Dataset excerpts
————————
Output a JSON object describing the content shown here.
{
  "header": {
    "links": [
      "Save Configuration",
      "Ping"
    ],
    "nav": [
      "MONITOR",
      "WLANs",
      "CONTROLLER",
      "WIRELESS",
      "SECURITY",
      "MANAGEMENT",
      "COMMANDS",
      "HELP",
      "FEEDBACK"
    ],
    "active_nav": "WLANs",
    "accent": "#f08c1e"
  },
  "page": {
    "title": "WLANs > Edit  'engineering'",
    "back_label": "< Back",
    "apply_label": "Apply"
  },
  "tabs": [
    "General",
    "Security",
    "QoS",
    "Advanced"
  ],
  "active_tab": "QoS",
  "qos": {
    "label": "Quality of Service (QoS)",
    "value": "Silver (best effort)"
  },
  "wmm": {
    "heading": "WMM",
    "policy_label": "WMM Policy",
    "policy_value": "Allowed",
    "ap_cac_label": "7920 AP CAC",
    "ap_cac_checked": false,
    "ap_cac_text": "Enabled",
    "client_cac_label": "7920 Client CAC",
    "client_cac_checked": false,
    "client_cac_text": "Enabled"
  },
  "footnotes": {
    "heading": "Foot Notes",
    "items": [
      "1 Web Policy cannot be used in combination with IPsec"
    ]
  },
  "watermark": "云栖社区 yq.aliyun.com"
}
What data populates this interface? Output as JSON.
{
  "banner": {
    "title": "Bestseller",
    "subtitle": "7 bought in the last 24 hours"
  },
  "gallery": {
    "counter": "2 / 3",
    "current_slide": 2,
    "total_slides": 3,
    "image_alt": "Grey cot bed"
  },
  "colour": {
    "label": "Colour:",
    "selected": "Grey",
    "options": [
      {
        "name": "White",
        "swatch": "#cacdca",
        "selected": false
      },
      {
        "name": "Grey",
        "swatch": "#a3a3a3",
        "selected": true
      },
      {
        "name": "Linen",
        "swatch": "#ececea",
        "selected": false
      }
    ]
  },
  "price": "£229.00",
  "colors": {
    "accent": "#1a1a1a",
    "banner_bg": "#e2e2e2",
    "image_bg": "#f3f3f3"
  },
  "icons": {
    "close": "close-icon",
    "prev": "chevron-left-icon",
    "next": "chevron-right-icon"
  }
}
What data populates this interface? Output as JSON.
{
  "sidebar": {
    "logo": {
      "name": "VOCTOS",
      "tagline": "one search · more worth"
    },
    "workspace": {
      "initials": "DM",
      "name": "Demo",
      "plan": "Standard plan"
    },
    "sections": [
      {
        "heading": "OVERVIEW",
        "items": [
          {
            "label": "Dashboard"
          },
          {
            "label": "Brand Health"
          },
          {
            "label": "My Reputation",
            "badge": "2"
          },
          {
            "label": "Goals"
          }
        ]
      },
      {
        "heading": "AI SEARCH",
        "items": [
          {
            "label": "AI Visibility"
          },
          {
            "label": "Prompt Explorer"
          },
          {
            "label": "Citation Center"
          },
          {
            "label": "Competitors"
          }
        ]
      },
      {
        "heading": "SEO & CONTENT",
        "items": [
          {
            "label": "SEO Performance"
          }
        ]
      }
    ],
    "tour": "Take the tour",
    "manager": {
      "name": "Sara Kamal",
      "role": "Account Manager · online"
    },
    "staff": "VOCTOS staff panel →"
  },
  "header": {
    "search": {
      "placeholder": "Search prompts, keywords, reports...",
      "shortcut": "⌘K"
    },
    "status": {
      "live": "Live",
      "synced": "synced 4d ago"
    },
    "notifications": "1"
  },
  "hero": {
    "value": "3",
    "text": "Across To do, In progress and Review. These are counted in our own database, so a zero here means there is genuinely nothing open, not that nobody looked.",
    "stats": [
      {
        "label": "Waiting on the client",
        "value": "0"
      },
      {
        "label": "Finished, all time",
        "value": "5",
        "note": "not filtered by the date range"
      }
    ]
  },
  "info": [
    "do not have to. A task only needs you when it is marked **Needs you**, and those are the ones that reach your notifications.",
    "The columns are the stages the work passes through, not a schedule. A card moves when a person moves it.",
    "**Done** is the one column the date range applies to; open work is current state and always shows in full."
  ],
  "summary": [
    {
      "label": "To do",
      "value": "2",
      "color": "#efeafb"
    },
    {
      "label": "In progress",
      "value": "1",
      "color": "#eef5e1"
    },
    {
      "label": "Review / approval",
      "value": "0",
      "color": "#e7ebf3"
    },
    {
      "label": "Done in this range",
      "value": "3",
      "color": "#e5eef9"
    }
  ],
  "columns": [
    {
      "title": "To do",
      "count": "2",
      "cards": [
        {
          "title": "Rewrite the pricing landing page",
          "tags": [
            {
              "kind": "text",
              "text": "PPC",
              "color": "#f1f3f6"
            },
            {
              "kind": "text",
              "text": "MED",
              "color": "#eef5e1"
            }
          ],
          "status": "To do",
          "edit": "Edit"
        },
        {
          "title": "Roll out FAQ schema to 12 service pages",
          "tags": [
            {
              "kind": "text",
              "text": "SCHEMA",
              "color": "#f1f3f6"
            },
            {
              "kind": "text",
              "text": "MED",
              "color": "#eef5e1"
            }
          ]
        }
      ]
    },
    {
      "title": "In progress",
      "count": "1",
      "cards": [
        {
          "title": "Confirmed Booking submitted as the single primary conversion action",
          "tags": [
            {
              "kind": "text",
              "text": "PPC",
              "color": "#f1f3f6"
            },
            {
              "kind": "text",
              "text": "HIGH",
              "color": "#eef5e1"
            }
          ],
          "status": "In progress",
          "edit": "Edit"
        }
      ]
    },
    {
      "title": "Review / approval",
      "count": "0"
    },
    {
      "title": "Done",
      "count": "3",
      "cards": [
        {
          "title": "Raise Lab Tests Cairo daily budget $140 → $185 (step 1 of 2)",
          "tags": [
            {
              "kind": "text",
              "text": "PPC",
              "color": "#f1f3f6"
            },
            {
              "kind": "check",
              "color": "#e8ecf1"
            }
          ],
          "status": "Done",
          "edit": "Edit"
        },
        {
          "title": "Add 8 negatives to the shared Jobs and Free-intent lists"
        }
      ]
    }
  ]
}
————————
Reproduce each line of the material above precisely.

= Correct output =
Output a JSON object describing the content shown here.
{
  "header": {
    "links": [
      "Save Configuration",
      "Ping"
    ],
    "nav": [
      "MONITOR",
      "WLANs",
      "CONTROLLER",
      "WIRELESS",
      "SECURITY",
      "MANAGEMENT",
      "COMMANDS",
      "HELP",
      "FEEDBACK"
    ],
    "active_nav": "WLANs",
    "accent": "#f08c1e"
  },
  "page": {
    "title": "WLANs > Edit  'engineering'",
    "back_label": "< Back",
    "apply_label": "Apply"
  },
  "tabs": [
    "General",
    "Security",
    "QoS",
    "Advanced"
  ],
  "active_tab": "QoS",
  "qos": {
    "label": "Quality of Service (QoS)",
    "value": "Silver (best effort)"
  },
  "wmm": {
    "heading": "WMM",
    "policy_label": "WMM Policy",
    "policy_value": "Allowed",
    "ap_cac_label": "7920 AP CAC",
    "ap_cac_checked": false,
    "ap_cac_text": "Enabled",
    "client_cac_label": "7920 Client CAC",
    "client_cac_checked": false,
    "client_cac_text": "Enabled"
  },
  "footnotes": {
    "heading": "Foot Notes",
    "items": [
      "1 Web Policy cannot be used in combination with IPsec"
    ]
  },
  "watermark": "云栖社区 yq.aliyun.com"
}
What data populates this interface? Output as JSON.
{
  "banner": {
    "title": "Bestseller",
    "subtitle": "7 bought in the last 24 hours"
  },
  "gallery": {
    "counter": "2 / 3",
    "current_slide": 2,
    "total_slides": 3,
    "image_alt": "Grey cot bed"
  },
  "colour": {
    "label": "Colour:",
    "selected": "Grey",
    "options": [
      {
        "name": "White",
        "swatch": "#cacdca",
        "selected": false
      },
      {
        "name": "Grey",
        "swatch": "#a3a3a3",
        "selected": true
      },
      {
        "name": "Linen",
        "swatch": "#ececea",
        "selected": false
      }
    ]
  },
  "price": "£229.00",
  "colors": {
    "accent": "#1a1a1a",
    "banner_bg": "#e2e2e2",
    "image_bg": "#f3f3f3"
  },
  "icons": {
    "close": "close-icon",
    "prev": "chevron-left-icon",
    "next": "chevron-right-icon"
  }
}
What data populates this interface? Output as JSON.
{
  "sidebar": {
    "logo": {
      "name": "VOCTOS",
      "tagline": "one search · more worth"
    },
    "workspace": {
      "initials": "DM",
      "name": "Demo",
      "plan": "Standard plan"
    },
    "sections": [
      {
        "heading": "OVERVIEW",
        "items": [
          {
            "label": "Dashboard"
          },
          {
            "label": "Brand Health"
          },
          {
            "label": "My Reputation",
            "badge": "2"
          },
          {
            "label": "Goals"
          }
        ]
      },
      {
        "heading": "AI SEARCH",
        "items": [
          {
            "label": "AI Visibility"
          },
          {
            "label": "Prompt Explorer"
          },
          {
            "label": "Citation Center"
          },
          {
            "label": "Competitors"
          }
        ]
      },
      {
        "heading": "SEO & CONTENT",
        "items": [
          {
            "label": "SEO Performance"
          }
        ]
      }
    ],
    "tour": "Take the tour",
    "manager": {
      "name": "Sara Kamal",
      "role": "Account Manager · online"
    },
    "staff": "VOCTOS staff panel →"
  },
  "header": {
    "search": {
      "placeholder": "Search prompts, keywords, reports...",
      "shortcut": "⌘K"
    },
    "status": {
      "live": "Live",
      "synced": "synced 4d ago"
    },
    "notifications": "1"
  },
  "hero": {
    "value": "3",
    "text": "Across To do, In progress and Review. These are counted in our own database, so a zero here means there is genuinely nothing open, not that nobody looked.",
    "stats": [
      {
        "label": "Waiting on the client",
        "value": "0"
      },
      {
        "label": "Finished, all time",
        "value": "5",
        "note": "not filtered by the date range"
      }
    ]
  },
  "info": [
    "do not have to. A task only needs you when it is marked **Needs you**, and those are the ones that reach your notifications.",
    "The columns are the stages the work passes through, not a schedule. A card moves when a person moves it.",
    "**Done** is the one column the date range applies to; open work is current state and always shows in full."
  ],
  "summary": [
    {
      "label": "To do",
      "value": "2",
      "color": "#efeafb"
    },
    {
      "label": "In progress",
      "value": "1",
      "color": "#eef5e1"
    },
    {
      "label": "Review / approval",
      "value": "0",
      "color": "#e7ebf3"
    },
    {
      "label": "Done in this range",
      "value": "3",
      "color": "#e5eef9"
    }
  ],
  "columns": [
    {
      "title": "To do",
      "count": "2",
      "cards": [
        {
          "title": "Rewrite the pricing landing page",
          "tags": [
            {
              "kind": "text",
              "text": "PPC",
              "color": "#f1f3f6"
            },
            {
              "kind": "text",
              "text": "MED",
              "color": "#eef5e1"
            }
          ],
          "status": "To do",
          "edit": "Edit"
        },
        {
          "title": "Roll out FAQ schema to 12 service pages",
          "tags": [
            {
              "kind": "text",
              "text": "SCHEMA",
              "color": "#f1f3f6"
            },
            {
              "kind": "text",
              "text": "MED",
              "color": "#eef5e1"
            }
          ]
        }
      ]
    },
    {
      "title": "In progress",
      "count": "1",
      "cards": [
        {
          "title": "Confirmed Booking submitted as the single primary conversion action",
          "tags": [
            {
              "kind": "text",
              "text": "PPC",
              "color": "#f1f3f6"
            },
            {
              "kind": "text",
              "text": "HIGH",
              "color": "#eef5e1"
            }
          ],
          "status": "In progress",
          "edit": "Edit"
        }
      ]
    },
    {
      "title": "Review / approval",
      "count": "0"
    },
    {
      "title": "Done",
      "count": "3",
      "cards": [
        {
          "title": "Raise Lab Tests Cairo daily budget $140 → $185 (step 1 of 2)",
          "tags": [
            {
              "kind": "text",
              "text": "PPC",
              "color": "#f1f3f6"
            },
            {
              "kind": "check",
              "color": "#e8ecf1"
            }
          ],
          "status": "Done",
          "edit": "Edit"
        },
        {
          "title": "Add 8 negatives to the shared Jobs and Free-intent lists"
        }
      ]
    }
  ]
}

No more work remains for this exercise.